# [Written task]
From the listing below, select every line where the word "Linkage" appears.

▶

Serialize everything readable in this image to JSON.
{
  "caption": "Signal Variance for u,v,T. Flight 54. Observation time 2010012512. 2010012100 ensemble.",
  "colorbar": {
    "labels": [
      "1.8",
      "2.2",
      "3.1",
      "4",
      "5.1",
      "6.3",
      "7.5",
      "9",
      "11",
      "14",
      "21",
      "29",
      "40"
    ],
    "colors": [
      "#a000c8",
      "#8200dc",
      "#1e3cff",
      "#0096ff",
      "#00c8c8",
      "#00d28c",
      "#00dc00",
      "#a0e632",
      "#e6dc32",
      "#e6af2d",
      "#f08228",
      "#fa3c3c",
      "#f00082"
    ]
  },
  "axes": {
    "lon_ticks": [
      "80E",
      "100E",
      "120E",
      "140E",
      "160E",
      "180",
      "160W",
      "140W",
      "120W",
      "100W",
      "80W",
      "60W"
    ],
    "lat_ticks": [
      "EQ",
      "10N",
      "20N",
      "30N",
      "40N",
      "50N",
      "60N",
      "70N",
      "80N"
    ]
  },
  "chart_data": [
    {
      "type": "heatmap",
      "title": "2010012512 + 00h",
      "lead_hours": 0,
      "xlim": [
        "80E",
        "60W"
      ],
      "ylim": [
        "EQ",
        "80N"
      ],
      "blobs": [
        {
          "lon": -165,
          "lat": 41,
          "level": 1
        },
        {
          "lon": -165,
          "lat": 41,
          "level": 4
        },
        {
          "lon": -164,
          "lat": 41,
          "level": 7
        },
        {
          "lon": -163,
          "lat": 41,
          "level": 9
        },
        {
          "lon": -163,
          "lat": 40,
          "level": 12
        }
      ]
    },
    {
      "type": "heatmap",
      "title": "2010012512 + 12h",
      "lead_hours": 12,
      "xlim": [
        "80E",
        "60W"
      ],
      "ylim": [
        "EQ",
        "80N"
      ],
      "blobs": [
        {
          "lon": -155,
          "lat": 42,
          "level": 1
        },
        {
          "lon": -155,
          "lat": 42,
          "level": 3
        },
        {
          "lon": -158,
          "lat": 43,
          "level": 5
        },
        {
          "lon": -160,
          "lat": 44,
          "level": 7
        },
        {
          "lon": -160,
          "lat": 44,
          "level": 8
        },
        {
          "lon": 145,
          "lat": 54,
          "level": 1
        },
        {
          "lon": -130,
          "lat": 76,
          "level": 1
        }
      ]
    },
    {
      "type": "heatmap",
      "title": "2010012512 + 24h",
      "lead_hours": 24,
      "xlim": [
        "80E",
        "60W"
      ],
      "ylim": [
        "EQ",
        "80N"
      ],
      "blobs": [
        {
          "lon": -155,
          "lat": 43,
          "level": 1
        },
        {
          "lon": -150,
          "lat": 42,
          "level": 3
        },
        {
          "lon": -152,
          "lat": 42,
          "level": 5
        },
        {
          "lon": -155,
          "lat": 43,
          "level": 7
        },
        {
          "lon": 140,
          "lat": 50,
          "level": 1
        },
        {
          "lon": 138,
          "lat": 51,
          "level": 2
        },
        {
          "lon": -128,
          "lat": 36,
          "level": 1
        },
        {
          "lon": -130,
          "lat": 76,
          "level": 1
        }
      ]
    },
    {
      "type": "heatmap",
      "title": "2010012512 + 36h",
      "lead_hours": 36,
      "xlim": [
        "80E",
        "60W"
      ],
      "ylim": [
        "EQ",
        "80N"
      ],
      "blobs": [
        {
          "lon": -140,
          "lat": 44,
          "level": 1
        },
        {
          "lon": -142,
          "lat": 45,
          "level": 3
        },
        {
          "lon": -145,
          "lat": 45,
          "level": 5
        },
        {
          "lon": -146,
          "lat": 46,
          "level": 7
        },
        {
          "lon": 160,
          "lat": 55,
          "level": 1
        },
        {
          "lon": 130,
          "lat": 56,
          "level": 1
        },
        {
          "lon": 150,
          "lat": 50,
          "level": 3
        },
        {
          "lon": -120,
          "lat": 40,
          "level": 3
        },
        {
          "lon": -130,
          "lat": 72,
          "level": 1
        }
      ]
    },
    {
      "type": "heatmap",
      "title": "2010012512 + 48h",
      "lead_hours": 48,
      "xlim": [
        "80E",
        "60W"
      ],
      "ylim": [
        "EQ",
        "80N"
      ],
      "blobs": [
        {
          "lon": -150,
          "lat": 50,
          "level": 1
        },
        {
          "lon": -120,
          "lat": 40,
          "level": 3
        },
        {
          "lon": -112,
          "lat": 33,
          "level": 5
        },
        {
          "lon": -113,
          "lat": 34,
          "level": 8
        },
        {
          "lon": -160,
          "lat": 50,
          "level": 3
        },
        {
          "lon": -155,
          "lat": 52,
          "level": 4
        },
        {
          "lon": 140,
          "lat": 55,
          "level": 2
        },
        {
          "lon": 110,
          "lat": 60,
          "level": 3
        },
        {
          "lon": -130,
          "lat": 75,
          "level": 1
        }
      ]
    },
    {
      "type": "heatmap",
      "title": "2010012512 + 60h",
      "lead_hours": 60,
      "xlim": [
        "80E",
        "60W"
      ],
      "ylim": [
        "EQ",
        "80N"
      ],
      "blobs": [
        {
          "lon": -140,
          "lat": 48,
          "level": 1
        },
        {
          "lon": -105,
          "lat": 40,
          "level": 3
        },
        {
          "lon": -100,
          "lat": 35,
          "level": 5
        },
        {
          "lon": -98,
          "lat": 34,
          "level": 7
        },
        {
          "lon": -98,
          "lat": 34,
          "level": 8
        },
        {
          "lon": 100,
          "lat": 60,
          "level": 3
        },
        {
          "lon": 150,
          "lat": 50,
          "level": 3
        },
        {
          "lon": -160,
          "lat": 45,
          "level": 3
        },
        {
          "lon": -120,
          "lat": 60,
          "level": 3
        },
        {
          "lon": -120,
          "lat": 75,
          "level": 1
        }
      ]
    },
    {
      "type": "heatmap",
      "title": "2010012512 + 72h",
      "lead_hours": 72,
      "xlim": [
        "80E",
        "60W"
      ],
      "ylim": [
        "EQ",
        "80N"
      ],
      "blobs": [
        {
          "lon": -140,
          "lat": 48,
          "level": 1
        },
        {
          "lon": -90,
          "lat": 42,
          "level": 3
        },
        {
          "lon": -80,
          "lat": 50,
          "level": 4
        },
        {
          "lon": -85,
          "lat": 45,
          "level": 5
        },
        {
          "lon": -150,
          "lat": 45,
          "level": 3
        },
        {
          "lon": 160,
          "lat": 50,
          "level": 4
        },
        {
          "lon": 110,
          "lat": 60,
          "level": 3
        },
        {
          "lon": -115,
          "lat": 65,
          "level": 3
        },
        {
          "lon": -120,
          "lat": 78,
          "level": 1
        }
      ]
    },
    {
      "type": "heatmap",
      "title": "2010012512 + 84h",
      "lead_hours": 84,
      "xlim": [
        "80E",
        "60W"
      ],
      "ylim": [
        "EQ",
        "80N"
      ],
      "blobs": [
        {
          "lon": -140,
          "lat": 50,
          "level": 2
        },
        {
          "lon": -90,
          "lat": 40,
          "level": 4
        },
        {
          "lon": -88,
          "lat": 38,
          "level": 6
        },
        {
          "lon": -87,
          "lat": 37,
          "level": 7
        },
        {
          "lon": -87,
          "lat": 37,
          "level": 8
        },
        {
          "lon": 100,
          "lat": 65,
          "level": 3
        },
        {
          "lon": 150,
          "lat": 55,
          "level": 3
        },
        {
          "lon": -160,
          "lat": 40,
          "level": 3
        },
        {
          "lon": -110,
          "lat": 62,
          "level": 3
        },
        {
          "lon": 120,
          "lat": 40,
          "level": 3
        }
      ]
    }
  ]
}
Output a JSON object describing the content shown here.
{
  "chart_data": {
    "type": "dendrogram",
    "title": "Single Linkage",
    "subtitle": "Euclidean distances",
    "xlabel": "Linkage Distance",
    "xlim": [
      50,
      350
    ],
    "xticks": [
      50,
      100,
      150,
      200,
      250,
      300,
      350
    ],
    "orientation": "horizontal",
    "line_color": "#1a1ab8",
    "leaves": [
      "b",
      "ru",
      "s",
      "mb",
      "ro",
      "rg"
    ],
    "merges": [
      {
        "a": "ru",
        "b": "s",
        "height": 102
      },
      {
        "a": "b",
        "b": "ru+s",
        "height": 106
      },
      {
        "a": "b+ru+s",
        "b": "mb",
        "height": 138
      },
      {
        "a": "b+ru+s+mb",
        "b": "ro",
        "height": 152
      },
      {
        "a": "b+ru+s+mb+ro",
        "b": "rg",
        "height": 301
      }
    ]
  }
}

◀
▶

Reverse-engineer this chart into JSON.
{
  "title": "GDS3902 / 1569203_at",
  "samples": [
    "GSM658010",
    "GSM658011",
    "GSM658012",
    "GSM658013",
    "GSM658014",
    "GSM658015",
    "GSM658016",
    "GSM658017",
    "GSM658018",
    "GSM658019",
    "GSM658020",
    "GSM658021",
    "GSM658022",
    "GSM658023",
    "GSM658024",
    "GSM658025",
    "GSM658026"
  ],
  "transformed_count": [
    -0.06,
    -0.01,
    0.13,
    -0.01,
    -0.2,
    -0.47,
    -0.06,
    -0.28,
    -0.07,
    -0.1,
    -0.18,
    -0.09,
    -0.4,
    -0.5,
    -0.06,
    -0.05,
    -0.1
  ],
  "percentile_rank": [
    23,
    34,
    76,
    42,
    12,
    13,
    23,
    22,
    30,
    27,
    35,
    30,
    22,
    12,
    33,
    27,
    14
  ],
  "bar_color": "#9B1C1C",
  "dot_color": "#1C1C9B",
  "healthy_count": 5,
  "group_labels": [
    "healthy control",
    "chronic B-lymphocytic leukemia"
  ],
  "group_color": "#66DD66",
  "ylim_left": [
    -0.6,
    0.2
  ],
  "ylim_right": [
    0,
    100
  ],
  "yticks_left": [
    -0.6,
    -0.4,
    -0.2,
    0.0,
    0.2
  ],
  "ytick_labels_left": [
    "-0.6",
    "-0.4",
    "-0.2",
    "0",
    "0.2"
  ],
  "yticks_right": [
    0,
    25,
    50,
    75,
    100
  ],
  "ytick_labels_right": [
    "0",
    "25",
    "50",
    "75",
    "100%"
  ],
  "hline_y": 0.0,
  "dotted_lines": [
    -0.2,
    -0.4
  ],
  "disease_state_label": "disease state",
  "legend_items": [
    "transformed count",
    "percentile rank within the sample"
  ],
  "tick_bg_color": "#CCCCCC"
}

◀

# [Exercise solution]
    "title": "Single Linkage",
    "xlabel": "Linkage Distance",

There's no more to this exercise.